To be done: List all lines in the material below that contain "lionontheshore".

• • •

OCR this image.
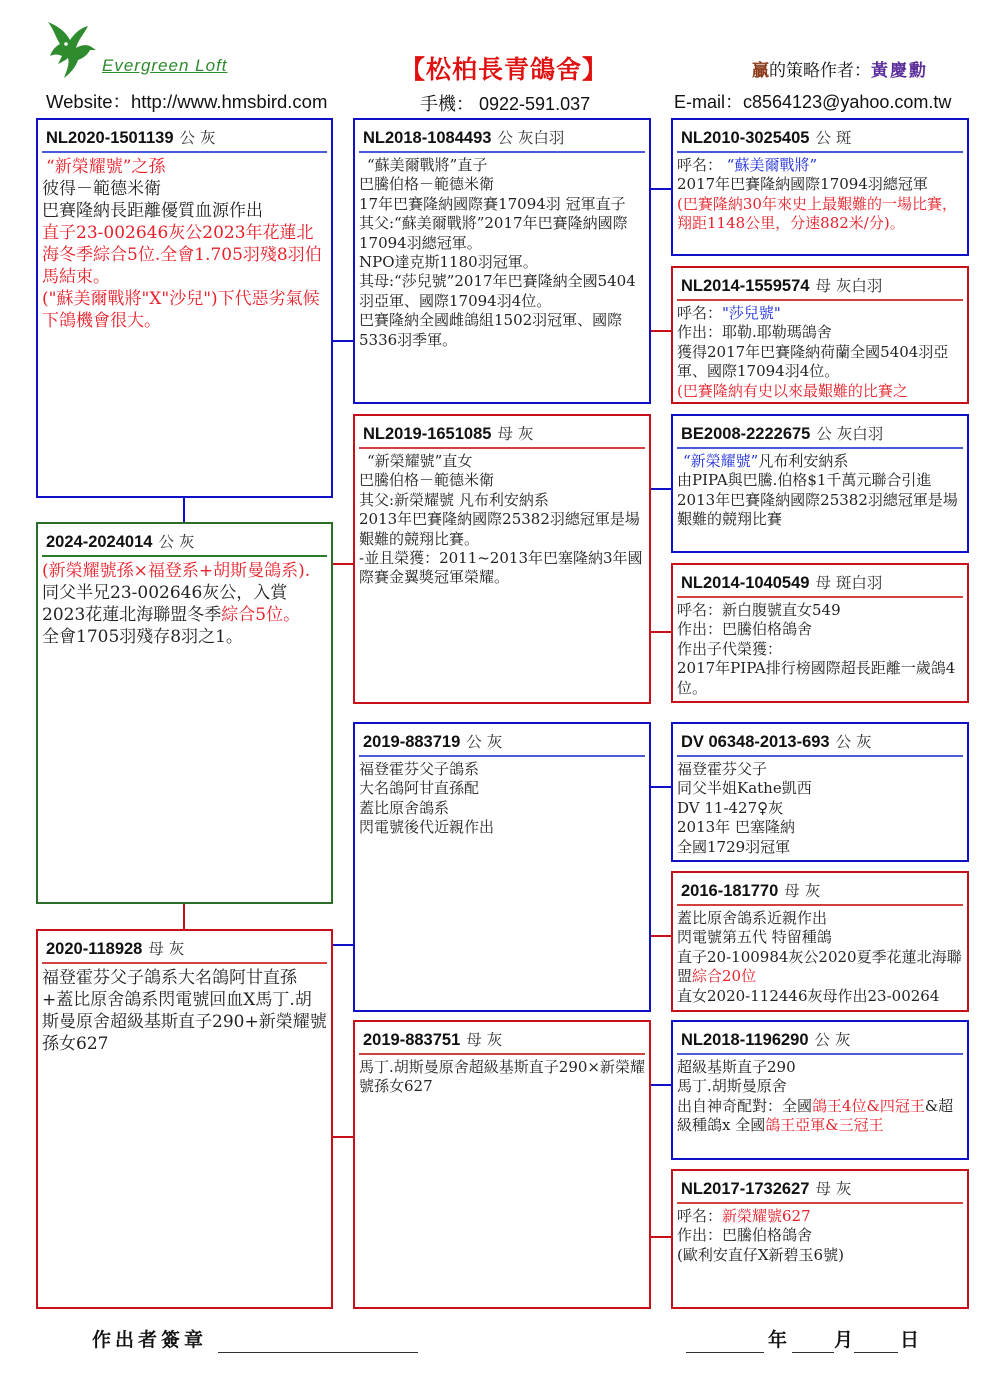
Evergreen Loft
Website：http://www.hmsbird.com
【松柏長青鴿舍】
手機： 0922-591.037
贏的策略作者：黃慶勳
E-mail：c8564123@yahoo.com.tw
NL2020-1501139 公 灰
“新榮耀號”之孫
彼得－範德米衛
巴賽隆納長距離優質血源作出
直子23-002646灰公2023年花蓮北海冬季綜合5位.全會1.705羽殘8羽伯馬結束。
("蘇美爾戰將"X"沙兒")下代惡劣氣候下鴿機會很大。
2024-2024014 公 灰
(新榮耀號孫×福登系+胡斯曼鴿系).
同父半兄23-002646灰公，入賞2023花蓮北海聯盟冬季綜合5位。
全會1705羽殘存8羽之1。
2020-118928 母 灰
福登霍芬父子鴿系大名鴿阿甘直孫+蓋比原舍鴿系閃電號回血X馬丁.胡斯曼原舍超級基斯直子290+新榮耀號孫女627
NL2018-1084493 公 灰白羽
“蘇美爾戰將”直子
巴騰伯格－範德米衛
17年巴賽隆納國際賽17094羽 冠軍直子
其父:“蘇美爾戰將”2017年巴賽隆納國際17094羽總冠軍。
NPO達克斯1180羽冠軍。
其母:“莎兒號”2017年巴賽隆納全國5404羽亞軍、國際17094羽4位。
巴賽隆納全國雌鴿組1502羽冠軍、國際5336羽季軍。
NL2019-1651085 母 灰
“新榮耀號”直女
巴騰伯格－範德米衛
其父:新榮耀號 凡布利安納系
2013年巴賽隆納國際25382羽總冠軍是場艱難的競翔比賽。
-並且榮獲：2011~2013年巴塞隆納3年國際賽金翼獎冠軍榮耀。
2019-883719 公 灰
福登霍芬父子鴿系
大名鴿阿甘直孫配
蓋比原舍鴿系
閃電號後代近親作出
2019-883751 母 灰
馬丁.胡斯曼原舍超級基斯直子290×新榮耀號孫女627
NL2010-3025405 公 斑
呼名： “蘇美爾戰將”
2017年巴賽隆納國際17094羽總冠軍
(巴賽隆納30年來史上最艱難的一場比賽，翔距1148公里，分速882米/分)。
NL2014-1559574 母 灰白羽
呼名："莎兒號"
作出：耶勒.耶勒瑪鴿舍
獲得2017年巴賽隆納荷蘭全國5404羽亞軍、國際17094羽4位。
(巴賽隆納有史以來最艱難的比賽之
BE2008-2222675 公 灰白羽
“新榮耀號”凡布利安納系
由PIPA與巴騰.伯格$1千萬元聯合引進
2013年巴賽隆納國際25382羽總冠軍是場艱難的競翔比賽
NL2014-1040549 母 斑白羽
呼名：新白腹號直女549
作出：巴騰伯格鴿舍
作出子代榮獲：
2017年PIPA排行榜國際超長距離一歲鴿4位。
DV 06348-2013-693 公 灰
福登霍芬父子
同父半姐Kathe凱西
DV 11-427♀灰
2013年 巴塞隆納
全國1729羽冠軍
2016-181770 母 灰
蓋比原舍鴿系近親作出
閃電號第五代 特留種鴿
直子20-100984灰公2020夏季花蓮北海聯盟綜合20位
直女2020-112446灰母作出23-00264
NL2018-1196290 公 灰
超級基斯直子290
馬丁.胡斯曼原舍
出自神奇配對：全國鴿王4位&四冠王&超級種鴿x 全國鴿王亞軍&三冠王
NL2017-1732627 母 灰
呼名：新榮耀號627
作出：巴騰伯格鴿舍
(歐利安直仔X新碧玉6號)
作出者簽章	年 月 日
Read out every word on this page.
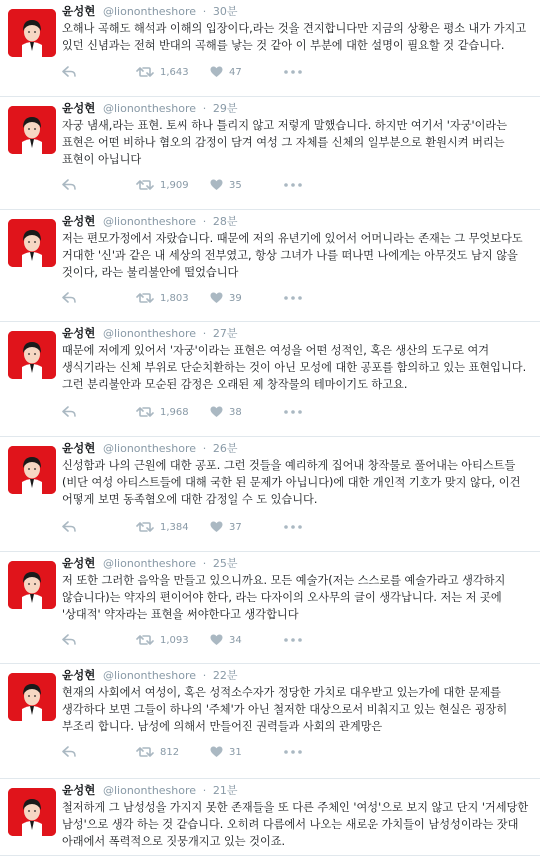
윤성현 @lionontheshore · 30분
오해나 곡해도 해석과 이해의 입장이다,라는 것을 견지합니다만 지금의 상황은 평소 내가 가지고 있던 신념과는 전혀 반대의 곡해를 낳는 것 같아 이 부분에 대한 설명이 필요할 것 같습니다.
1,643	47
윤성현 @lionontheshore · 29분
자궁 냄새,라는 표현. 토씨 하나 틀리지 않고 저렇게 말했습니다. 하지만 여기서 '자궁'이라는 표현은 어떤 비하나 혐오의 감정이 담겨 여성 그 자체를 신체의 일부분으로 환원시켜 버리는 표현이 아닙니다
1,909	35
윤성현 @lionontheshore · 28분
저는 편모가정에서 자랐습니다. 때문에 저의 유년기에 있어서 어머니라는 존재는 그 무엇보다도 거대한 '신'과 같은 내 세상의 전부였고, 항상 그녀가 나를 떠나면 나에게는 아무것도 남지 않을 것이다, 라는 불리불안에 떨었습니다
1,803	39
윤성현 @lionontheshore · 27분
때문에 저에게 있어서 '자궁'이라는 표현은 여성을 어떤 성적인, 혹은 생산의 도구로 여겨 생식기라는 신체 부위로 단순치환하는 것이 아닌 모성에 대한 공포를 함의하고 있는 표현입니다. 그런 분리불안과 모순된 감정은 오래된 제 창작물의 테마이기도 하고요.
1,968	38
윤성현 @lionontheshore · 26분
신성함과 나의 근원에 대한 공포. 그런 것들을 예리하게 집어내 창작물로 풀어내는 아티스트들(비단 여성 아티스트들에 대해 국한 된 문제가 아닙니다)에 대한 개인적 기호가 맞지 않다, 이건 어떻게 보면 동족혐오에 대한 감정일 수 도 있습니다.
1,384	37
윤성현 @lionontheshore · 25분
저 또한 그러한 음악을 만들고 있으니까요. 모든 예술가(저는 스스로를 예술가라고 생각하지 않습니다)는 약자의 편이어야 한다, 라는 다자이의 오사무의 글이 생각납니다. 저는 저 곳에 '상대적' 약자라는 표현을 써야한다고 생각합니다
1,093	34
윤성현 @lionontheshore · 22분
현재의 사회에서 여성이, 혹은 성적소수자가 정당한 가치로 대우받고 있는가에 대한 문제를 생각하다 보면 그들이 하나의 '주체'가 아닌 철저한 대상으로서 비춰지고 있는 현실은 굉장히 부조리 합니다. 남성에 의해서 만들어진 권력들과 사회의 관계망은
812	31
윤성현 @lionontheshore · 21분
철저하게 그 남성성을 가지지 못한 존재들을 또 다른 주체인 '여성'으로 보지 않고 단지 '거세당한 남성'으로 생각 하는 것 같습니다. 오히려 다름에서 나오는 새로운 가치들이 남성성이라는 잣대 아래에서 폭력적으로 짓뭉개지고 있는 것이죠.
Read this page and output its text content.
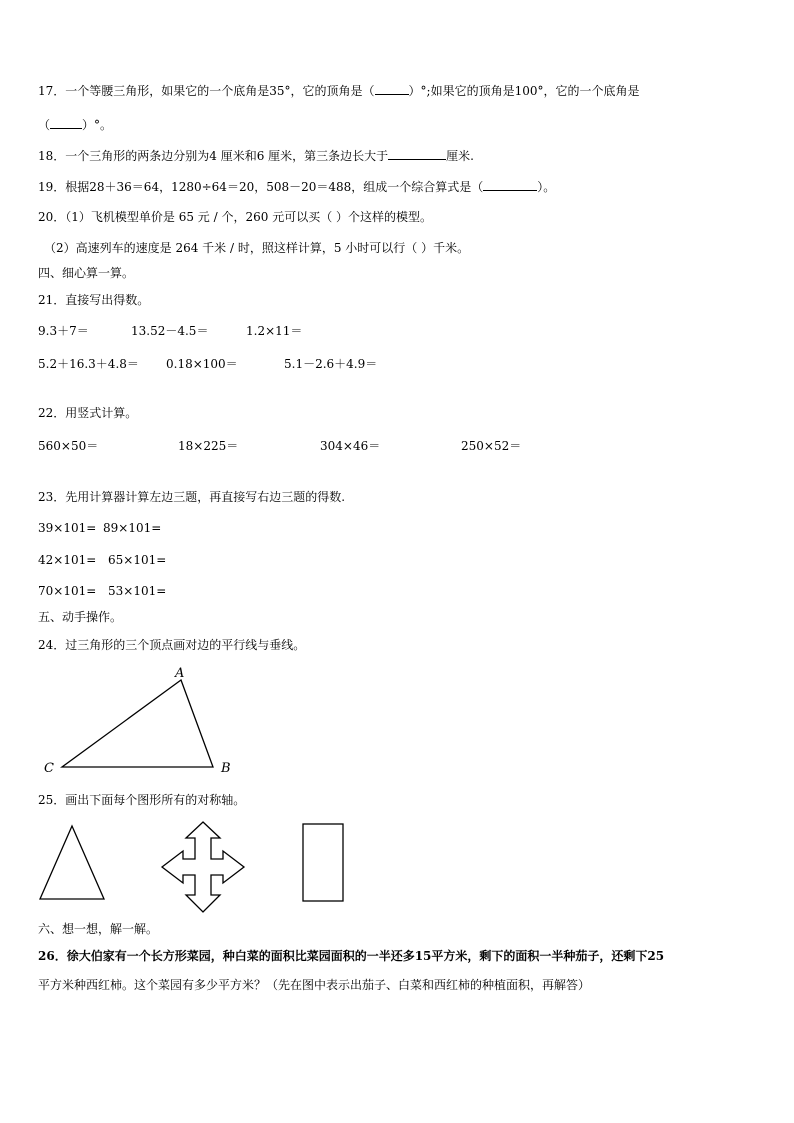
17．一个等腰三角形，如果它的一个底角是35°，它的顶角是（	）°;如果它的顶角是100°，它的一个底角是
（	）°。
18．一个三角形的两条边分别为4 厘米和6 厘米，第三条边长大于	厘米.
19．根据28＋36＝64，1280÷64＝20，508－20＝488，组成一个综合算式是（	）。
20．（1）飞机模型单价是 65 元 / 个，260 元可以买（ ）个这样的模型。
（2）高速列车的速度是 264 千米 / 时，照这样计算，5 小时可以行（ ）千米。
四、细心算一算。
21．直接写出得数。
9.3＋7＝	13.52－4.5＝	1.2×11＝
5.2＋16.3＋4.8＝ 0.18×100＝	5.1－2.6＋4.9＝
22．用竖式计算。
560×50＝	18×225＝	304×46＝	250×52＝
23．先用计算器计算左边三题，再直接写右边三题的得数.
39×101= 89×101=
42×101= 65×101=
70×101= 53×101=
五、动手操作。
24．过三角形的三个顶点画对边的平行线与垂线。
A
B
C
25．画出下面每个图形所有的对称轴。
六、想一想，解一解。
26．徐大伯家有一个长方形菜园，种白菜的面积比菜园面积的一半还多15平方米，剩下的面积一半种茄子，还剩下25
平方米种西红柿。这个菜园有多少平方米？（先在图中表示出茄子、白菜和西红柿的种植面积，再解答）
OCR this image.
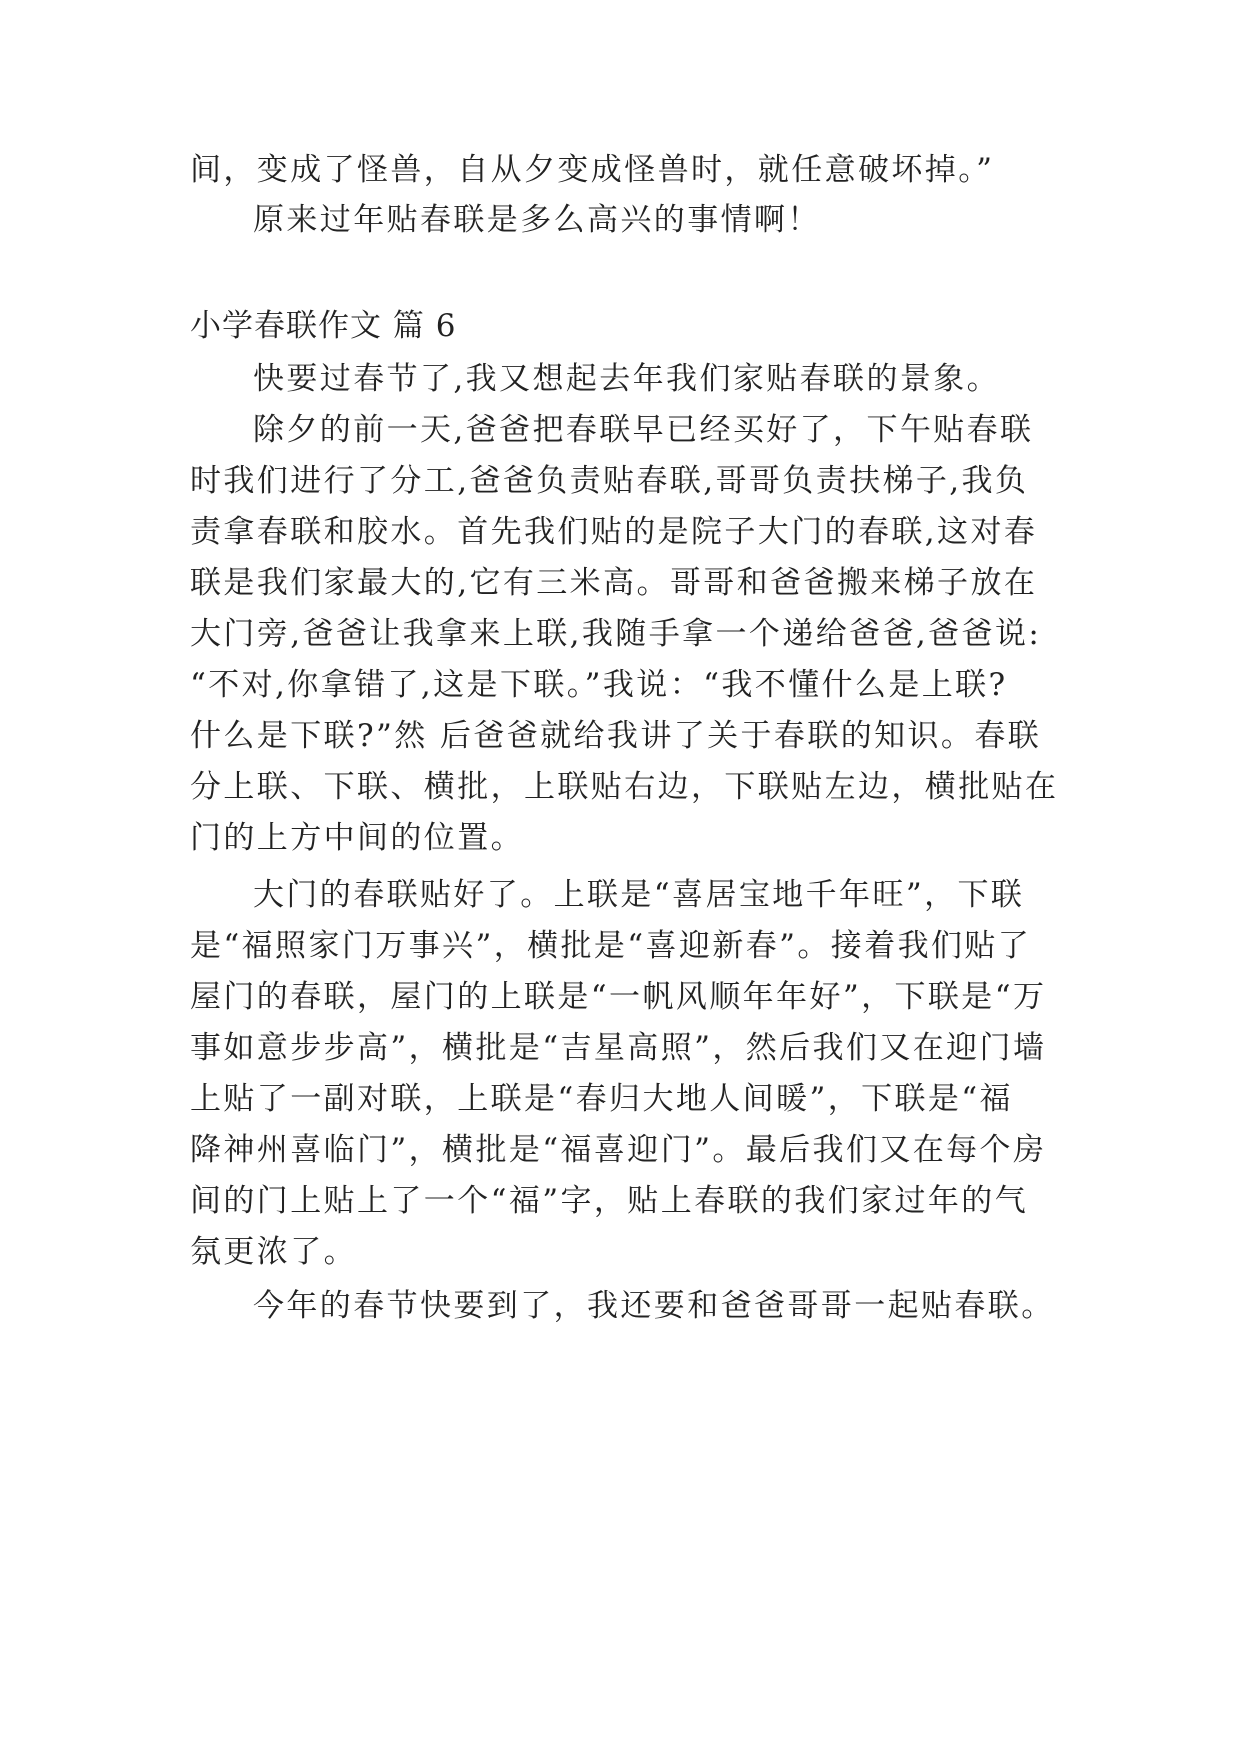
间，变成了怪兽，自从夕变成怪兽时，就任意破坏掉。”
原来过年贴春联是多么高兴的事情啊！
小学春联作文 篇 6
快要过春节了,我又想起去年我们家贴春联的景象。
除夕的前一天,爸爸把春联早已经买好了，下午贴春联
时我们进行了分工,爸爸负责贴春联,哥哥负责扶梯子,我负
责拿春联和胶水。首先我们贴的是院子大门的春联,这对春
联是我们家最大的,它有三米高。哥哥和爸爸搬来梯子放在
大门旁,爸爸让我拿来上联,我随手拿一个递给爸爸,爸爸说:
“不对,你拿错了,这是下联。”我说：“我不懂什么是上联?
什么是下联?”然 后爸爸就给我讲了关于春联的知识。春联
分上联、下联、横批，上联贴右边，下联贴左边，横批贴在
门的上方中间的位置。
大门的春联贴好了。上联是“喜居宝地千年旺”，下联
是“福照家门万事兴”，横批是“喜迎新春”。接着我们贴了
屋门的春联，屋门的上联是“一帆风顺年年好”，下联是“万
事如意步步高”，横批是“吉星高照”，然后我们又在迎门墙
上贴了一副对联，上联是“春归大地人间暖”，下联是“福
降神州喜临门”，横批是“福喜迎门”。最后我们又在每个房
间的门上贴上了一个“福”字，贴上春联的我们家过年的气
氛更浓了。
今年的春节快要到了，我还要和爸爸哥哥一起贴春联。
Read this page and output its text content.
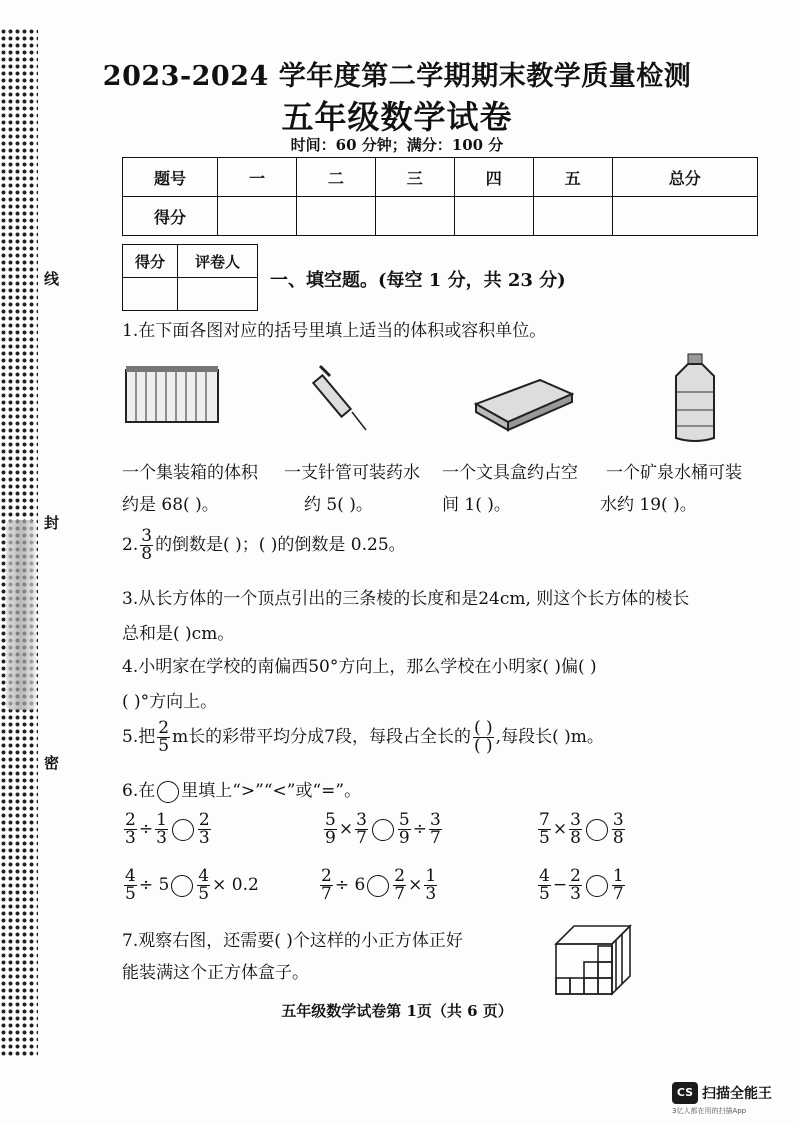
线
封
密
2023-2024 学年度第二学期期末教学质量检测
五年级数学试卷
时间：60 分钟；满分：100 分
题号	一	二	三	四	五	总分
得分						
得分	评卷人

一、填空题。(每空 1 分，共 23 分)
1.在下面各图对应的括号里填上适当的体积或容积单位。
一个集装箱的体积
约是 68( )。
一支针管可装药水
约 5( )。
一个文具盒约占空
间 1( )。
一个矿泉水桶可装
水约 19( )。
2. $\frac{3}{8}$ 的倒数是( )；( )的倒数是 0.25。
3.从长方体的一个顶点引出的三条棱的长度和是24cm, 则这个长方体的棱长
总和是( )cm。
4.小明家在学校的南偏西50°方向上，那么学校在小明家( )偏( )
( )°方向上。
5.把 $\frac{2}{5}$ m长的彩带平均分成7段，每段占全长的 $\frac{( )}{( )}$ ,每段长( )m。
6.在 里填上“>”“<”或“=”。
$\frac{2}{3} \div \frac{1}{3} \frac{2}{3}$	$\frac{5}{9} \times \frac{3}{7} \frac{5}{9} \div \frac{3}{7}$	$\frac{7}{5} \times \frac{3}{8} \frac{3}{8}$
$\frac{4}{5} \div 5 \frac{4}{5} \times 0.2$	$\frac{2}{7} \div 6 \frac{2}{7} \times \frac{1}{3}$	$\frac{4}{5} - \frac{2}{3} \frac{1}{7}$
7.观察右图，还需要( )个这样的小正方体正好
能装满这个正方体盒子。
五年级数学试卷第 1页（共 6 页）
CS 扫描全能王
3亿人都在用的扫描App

• • •

Response below:
윤성현 @lionontheshore · 30분
윤성현 @lionontheshore · 29분
윤성현 @lionontheshore · 28분
윤성현 @lionontheshore · 27분
윤성현 @lionontheshore · 26분
윤성현 @lionontheshore · 25분
윤성현 @lionontheshore · 22분
윤성현 @lionontheshore · 21분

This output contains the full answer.